* _TASK DESCRIPTION_:
Every entry below should be printed exactly, without its images.

[Extracted data entries]
+ + + + +

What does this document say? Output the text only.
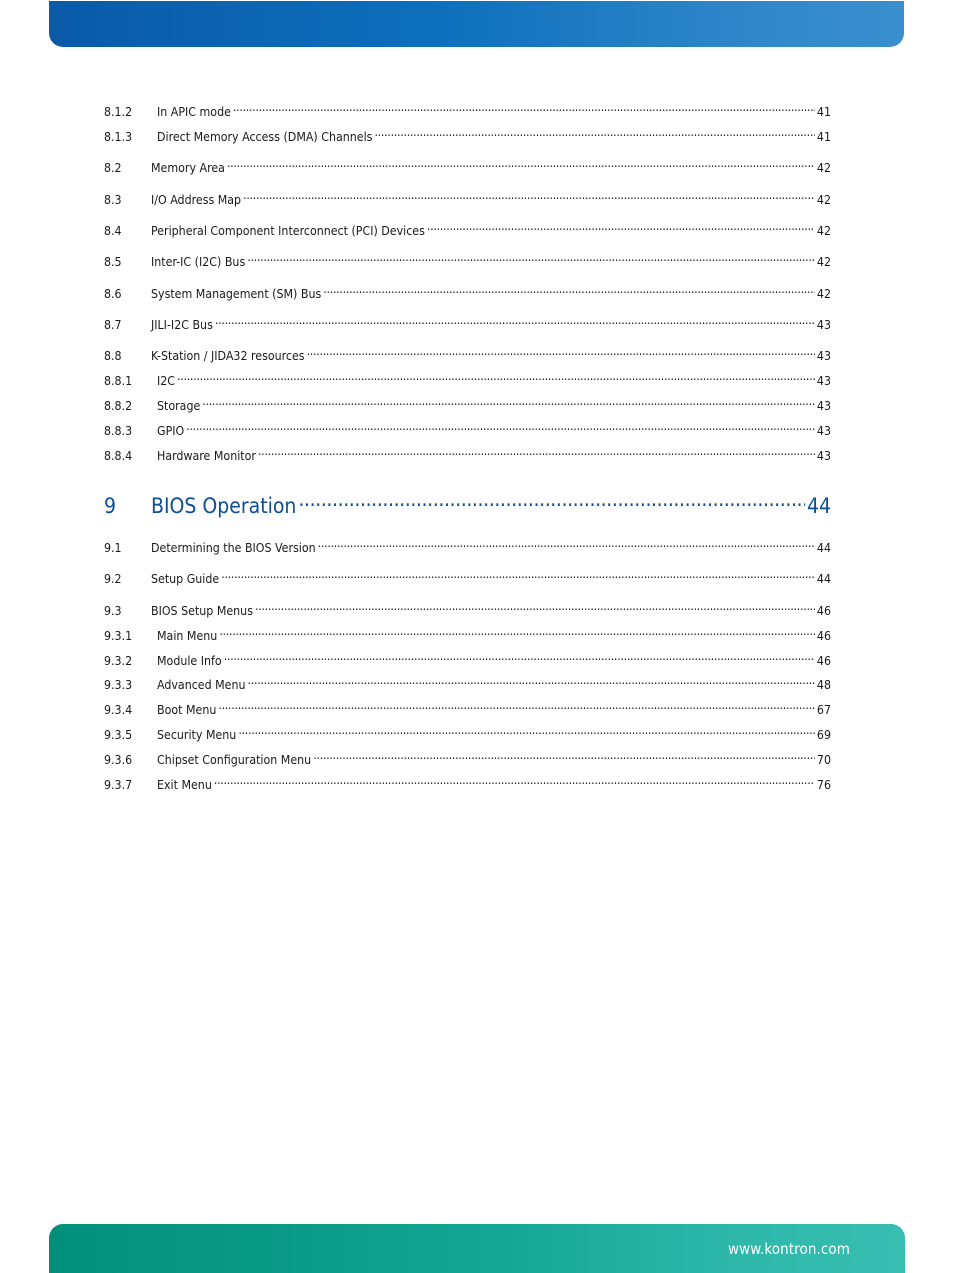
8.1.2	In APIC mode . . .	41
8.1.3	Direct Memory Access (DMA) Channels . . .	41
8.2	Memory Area . . .	42
8.3	I/O Address Map . . .	42
8.4	Peripheral Component Interconnect (PCI) Devices . . .	42
8.5	Inter-IC (I2C) Bus . . .	42
8.6	System Management (SM) Bus . . .	42
8.7	JILI-I2C Bus . . .	43
8.8	K-Station / JIDA32 resources . . .	43
8.8.1	I2C . . .	43
8.8.2	Storage . . .	43
8.8.3	GPIO . . .	43
8.8.4	Hardware Monitor . . .	43
9	BIOS Operation . . .	44
9.1	Determining the BIOS Version . . .	44
9.2	Setup Guide . . .	44
9.3	BIOS Setup Menus . . .	46
9.3.1	Main Menu . . .	46
9.3.2	Module Info . . .	46
9.3.3	Advanced Menu . . .	48
9.3.4	Boot Menu . . .	67
9.3.5	Security Menu . . .	69
9.3.6	Chipset Configuration Menu . . .	70
9.3.7	Exit Menu . . .	76
www.kontron.com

+ + + + +

* _WRITTEN REPLY_:
What does this document say? Output the text only.
8.1.2	In APIC mode . . .	41
8.1.3	Direct Memory Access (DMA) Channels . . .	41
8.2	Memory Area . . .	42
8.3	I/O Address Map . . .	42
8.4	Peripheral Component Interconnect (PCI) Devices . . .	42
8.5	Inter-IC (I2C) Bus . . .	42
8.6	System Management (SM) Bus . . .	42
8.7	JILI-I2C Bus . . .	43
8.8	K-Station / JIDA32 resources . . .	43
8.8.1	I2C . . .	43
8.8.2	Storage . . .	43
8.8.3	GPIO . . .	43
8.8.4	Hardware Monitor . . .	43
9	BIOS Operation . . .	44
9.1	Determining the BIOS Version . . .	44
9.2	Setup Guide . . .	44
9.3	BIOS Setup Menus . . .	46
9.3.1	Main Menu . . .	46
9.3.2	Module Info . . .	46
9.3.3	Advanced Menu . . .	48
9.3.4	Boot Menu . . .	67
9.3.5	Security Menu . . .	69
9.3.6	Chipset Configuration Menu . . .	70
9.3.7	Exit Menu . . .	76
www.kontron.com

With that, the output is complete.